Excerpt from a dataset
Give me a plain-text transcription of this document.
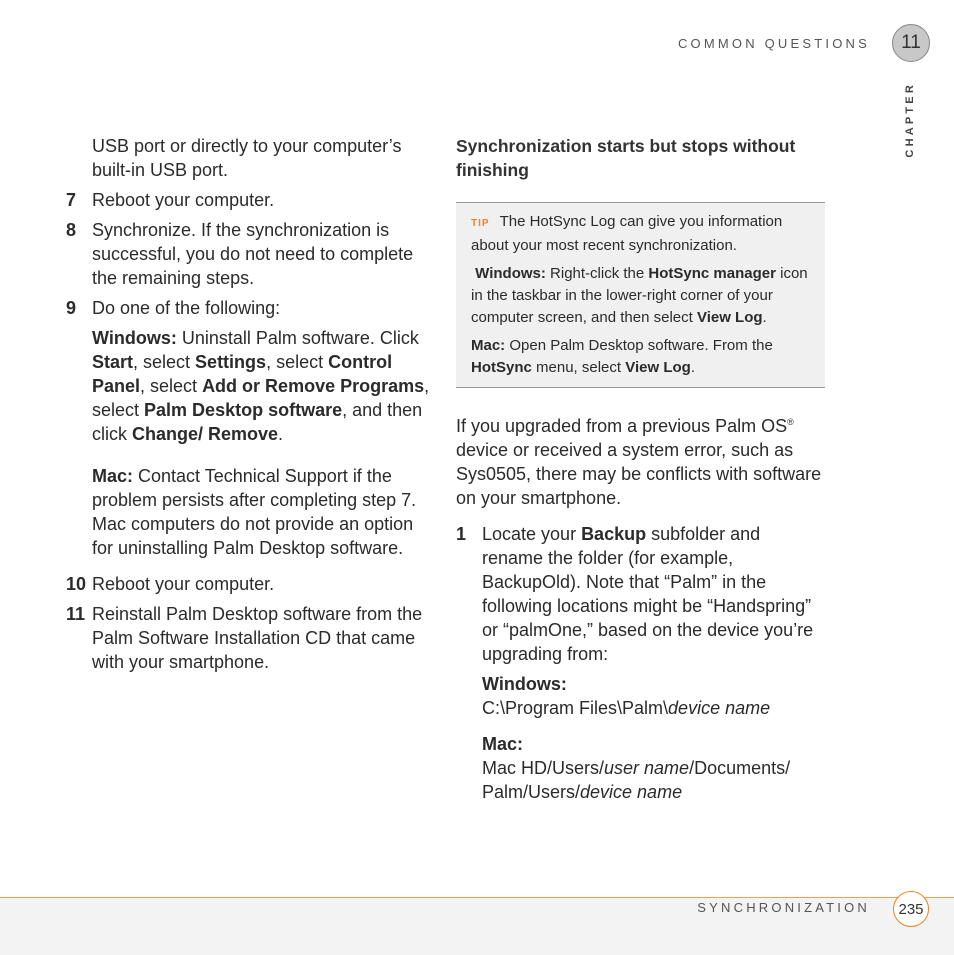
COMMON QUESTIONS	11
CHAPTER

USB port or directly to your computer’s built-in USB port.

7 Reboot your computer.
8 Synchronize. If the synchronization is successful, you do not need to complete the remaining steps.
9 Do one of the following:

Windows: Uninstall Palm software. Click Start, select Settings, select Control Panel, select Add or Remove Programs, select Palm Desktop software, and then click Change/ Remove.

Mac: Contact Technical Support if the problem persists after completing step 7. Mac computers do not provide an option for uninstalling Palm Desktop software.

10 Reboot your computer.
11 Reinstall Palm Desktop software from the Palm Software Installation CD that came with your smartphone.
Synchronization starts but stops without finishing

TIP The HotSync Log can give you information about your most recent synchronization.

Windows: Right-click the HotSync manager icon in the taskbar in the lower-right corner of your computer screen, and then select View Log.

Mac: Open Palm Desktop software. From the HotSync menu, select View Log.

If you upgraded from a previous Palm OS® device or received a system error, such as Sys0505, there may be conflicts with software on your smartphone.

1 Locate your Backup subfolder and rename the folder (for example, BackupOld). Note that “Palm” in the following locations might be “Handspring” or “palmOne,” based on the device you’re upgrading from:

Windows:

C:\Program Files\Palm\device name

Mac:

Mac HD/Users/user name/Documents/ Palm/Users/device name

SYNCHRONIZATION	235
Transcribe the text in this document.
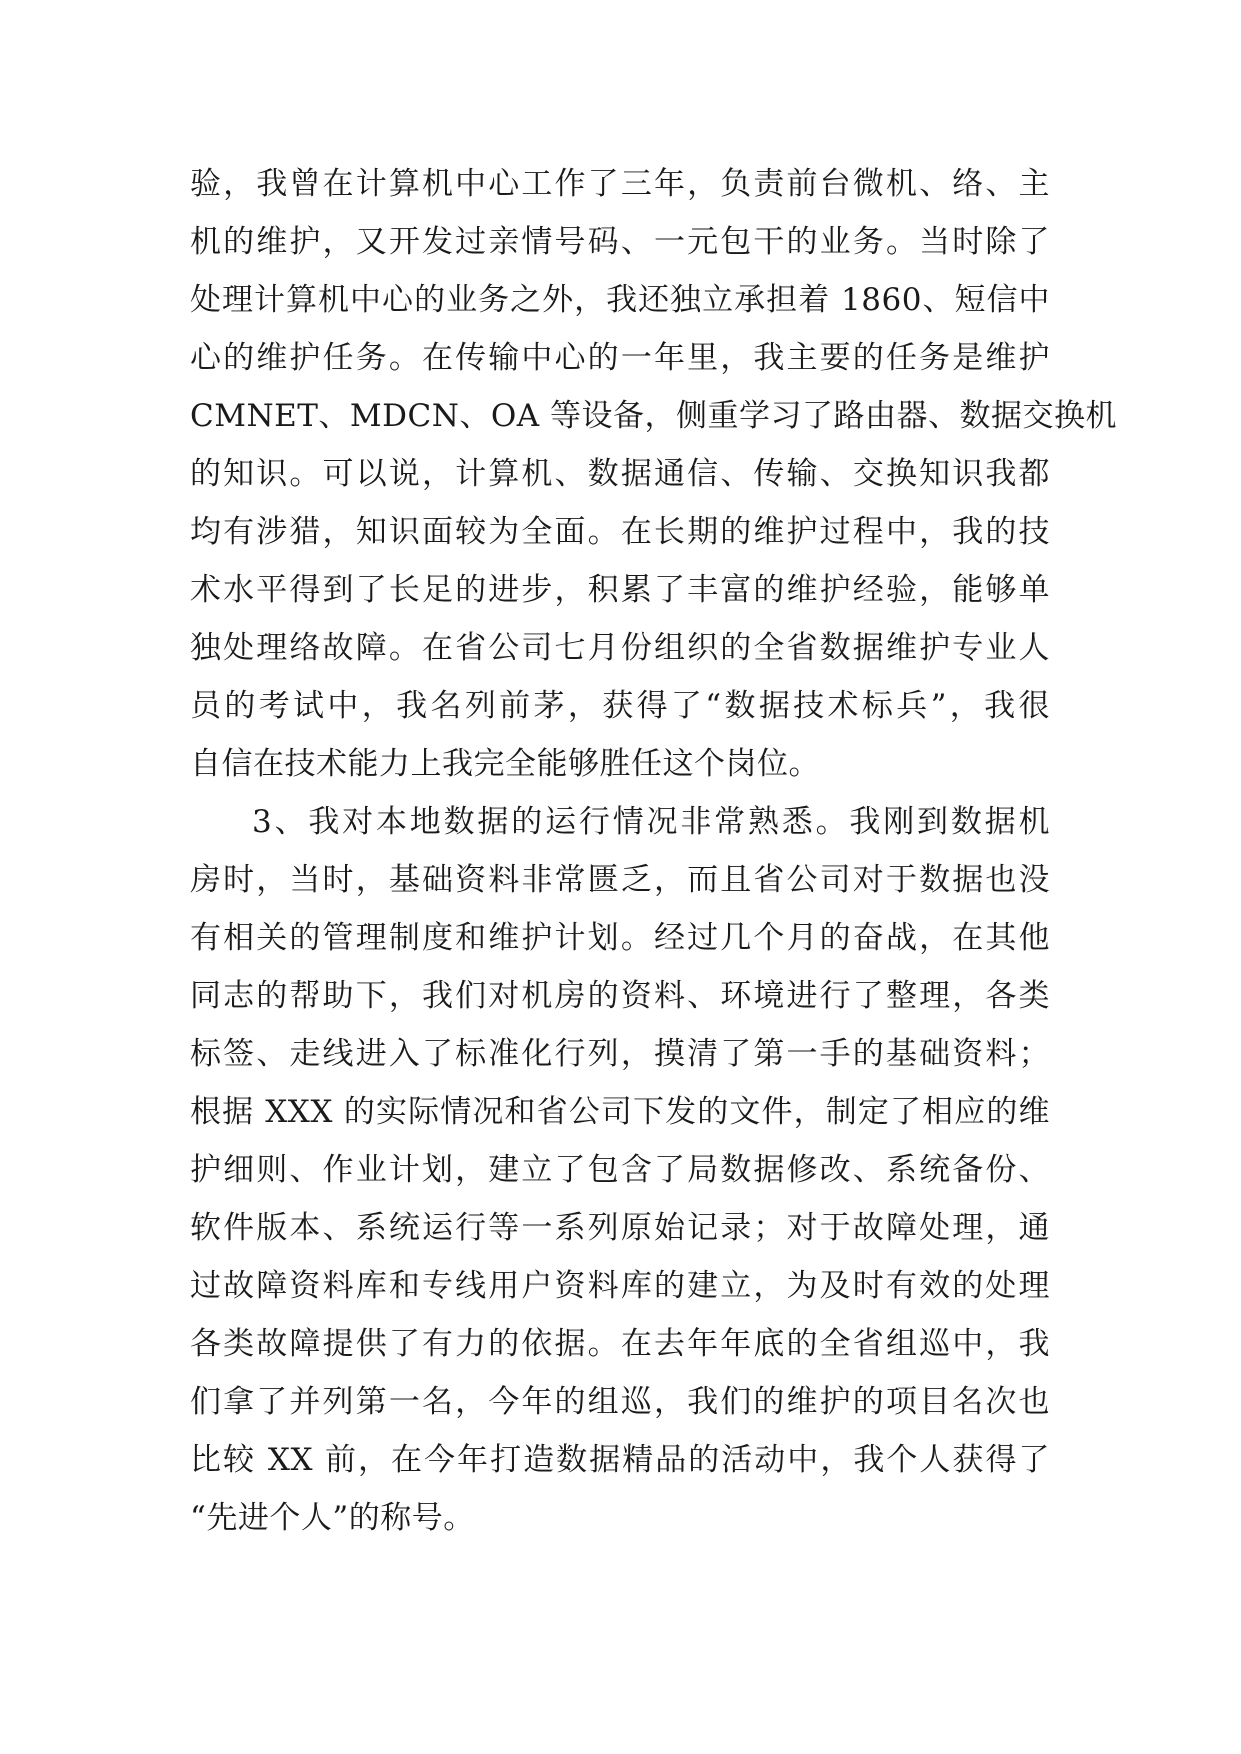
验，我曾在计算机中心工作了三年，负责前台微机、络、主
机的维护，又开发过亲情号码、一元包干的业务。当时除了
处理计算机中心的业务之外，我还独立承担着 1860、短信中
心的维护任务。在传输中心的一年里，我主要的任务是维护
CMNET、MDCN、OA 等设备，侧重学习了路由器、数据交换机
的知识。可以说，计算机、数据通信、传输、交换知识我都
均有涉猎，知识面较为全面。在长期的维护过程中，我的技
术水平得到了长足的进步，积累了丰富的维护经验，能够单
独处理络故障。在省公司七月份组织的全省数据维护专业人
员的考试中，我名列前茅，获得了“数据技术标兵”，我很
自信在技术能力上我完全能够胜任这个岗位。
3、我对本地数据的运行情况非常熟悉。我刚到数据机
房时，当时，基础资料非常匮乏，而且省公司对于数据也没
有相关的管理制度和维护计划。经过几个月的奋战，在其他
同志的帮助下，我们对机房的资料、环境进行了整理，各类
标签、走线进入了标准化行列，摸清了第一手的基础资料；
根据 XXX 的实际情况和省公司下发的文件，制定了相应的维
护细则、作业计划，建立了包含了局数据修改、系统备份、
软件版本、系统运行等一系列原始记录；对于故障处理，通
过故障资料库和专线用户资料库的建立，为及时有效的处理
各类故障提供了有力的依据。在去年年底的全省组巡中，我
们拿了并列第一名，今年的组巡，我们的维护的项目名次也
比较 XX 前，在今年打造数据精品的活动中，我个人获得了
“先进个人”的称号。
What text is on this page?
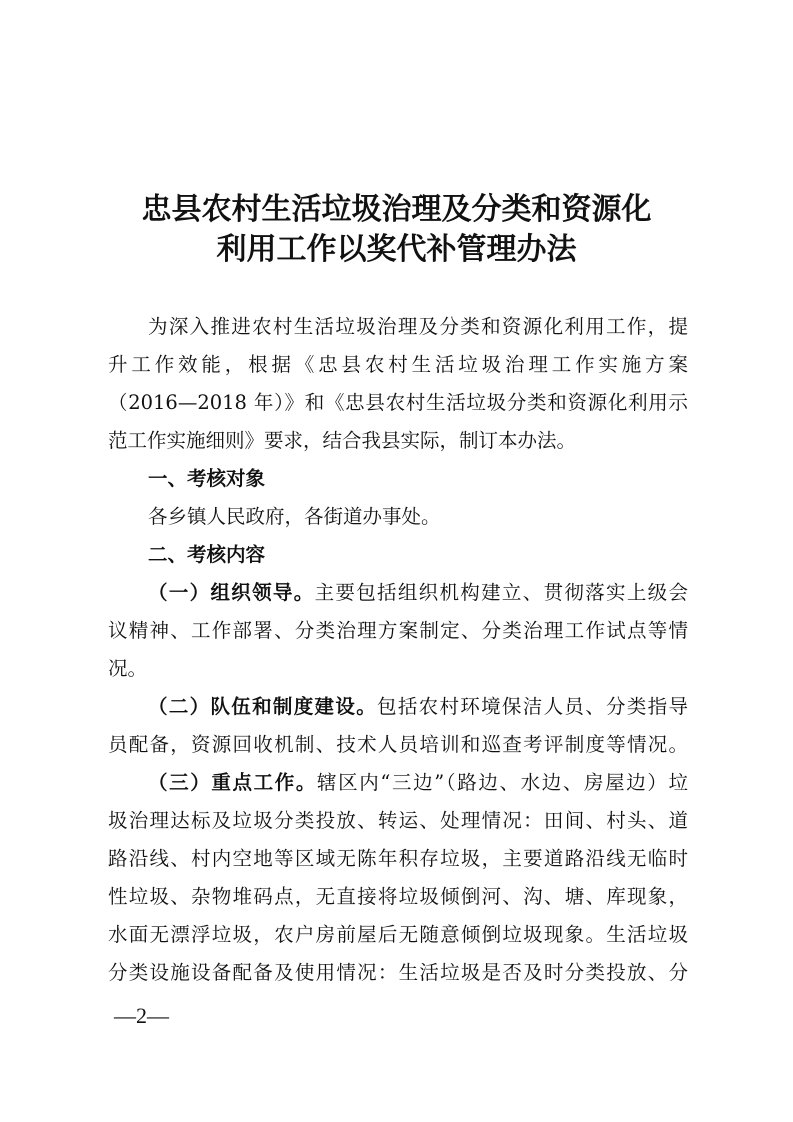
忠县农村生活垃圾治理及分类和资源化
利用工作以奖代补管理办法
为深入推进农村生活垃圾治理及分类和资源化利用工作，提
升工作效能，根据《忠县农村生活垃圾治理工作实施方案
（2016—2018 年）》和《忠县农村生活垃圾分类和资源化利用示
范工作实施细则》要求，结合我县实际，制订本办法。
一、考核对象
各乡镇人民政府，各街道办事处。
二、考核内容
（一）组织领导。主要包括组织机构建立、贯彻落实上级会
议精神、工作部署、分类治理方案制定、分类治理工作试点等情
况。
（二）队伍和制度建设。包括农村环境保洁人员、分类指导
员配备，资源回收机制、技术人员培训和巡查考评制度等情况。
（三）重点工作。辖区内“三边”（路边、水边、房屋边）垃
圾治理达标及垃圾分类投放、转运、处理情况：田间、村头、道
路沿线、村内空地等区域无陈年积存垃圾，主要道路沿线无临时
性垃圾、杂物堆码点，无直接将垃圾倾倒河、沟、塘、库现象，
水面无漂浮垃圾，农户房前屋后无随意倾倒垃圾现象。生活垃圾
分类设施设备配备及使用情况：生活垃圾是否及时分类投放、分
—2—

### BRIEF
Transcribe every entry word for word, but skip the pictures.

### RESULT OF THE EXERCISE
Give me a plain-text transcription of this document.
COMMON QUESTIONS	11
CHAPTER

USB port or directly to your computer’s built-in USB port.

7 Reboot your computer.
8 Synchronize. If the synchronization is successful, you do not need to complete the remaining steps.
9 Do one of the following:

Windows: Uninstall Palm software. Click Start, select Settings, select Control Panel, select Add or Remove Programs, select Palm Desktop software, and then click Change/ Remove.

Mac: Contact Technical Support if the problem persists after completing step 7. Mac computers do not provide an option for uninstalling Palm Desktop software.

10 Reboot your computer.
11 Reinstall Palm Desktop software from the Palm Software Installation CD that came with your smartphone.
Synchronization starts but stops without finishing

TIP The HotSync Log can give you information about your most recent synchronization.

Windows: Right-click the HotSync manager icon in the taskbar in the lower-right corner of your computer screen, and then select View Log.

Mac: Open Palm Desktop software. From the HotSync menu, select View Log.

If you upgraded from a previous Palm OS® device or received a system error, such as Sys0505, there may be conflicts with software on your smartphone.

1 Locate your Backup subfolder and rename the folder (for example, BackupOld). Note that “Palm” in the following locations might be “Handspring” or “palmOne,” based on the device you’re upgrading from:

Windows:

C:\Program Files\Palm\device name

Mac:

Mac HD/Users/user name/Documents/ Palm/Users/device name

SYNCHRONIZATION	235
Transcribe the text in this document.
验，我曾在计算机中心工作了三年，负责前台微机、络、主
机的维护，又开发过亲情号码、一元包干的业务。当时除了
处理计算机中心的业务之外，我还独立承担着 1860、短信中
心的维护任务。在传输中心的一年里，我主要的任务是维护
CMNET、MDCN、OA 等设备，侧重学习了路由器、数据交换机
的知识。可以说，计算机、数据通信、传输、交换知识我都
均有涉猎，知识面较为全面。在长期的维护过程中，我的技
术水平得到了长足的进步，积累了丰富的维护经验，能够单
独处理络故障。在省公司七月份组织的全省数据维护专业人
员的考试中，我名列前茅，获得了“数据技术标兵”，我很
自信在技术能力上我完全能够胜任这个岗位。
3、我对本地数据的运行情况非常熟悉。我刚到数据机
房时，当时，基础资料非常匮乏，而且省公司对于数据也没
有相关的管理制度和维护计划。经过几个月的奋战，在其他
同志的帮助下，我们对机房的资料、环境进行了整理，各类
标签、走线进入了标准化行列，摸清了第一手的基础资料；
根据 XXX 的实际情况和省公司下发的文件，制定了相应的维
护细则、作业计划，建立了包含了局数据修改、系统备份、
软件版本、系统运行等一系列原始记录；对于故障处理，通
过故障资料库和专线用户资料库的建立，为及时有效的处理
各类故障提供了有力的依据。在去年年底的全省组巡中，我
们拿了并列第一名，今年的组巡，我们的维护的项目名次也
比较 XX 前，在今年打造数据精品的活动中，我个人获得了
“先进个人”的称号。
What text is on this page?
忠县农村生活垃圾治理及分类和资源化
利用工作以奖代补管理办法
为深入推进农村生活垃圾治理及分类和资源化利用工作，提
升工作效能，根据《忠县农村生活垃圾治理工作实施方案
（2016—2018 年）》和《忠县农村生活垃圾分类和资源化利用示
范工作实施细则》要求，结合我县实际，制订本办法。
一、考核对象
各乡镇人民政府，各街道办事处。
二、考核内容
（一）组织领导。主要包括组织机构建立、贯彻落实上级会
议精神、工作部署、分类治理方案制定、分类治理工作试点等情
况。
（二）队伍和制度建设。包括农村环境保洁人员、分类指导
员配备，资源回收机制、技术人员培训和巡查考评制度等情况。
（三）重点工作。辖区内“三边”（路边、水边、房屋边）垃
圾治理达标及垃圾分类投放、转运、处理情况：田间、村头、道
路沿线、村内空地等区域无陈年积存垃圾，主要道路沿线无临时
性垃圾、杂物堆码点，无直接将垃圾倾倒河、沟、塘、库现象，
水面无漂浮垃圾，农户房前屋后无随意倾倒垃圾现象。生活垃圾
分类设施设备配备及使用情况：生活垃圾是否及时分类投放、分
—2—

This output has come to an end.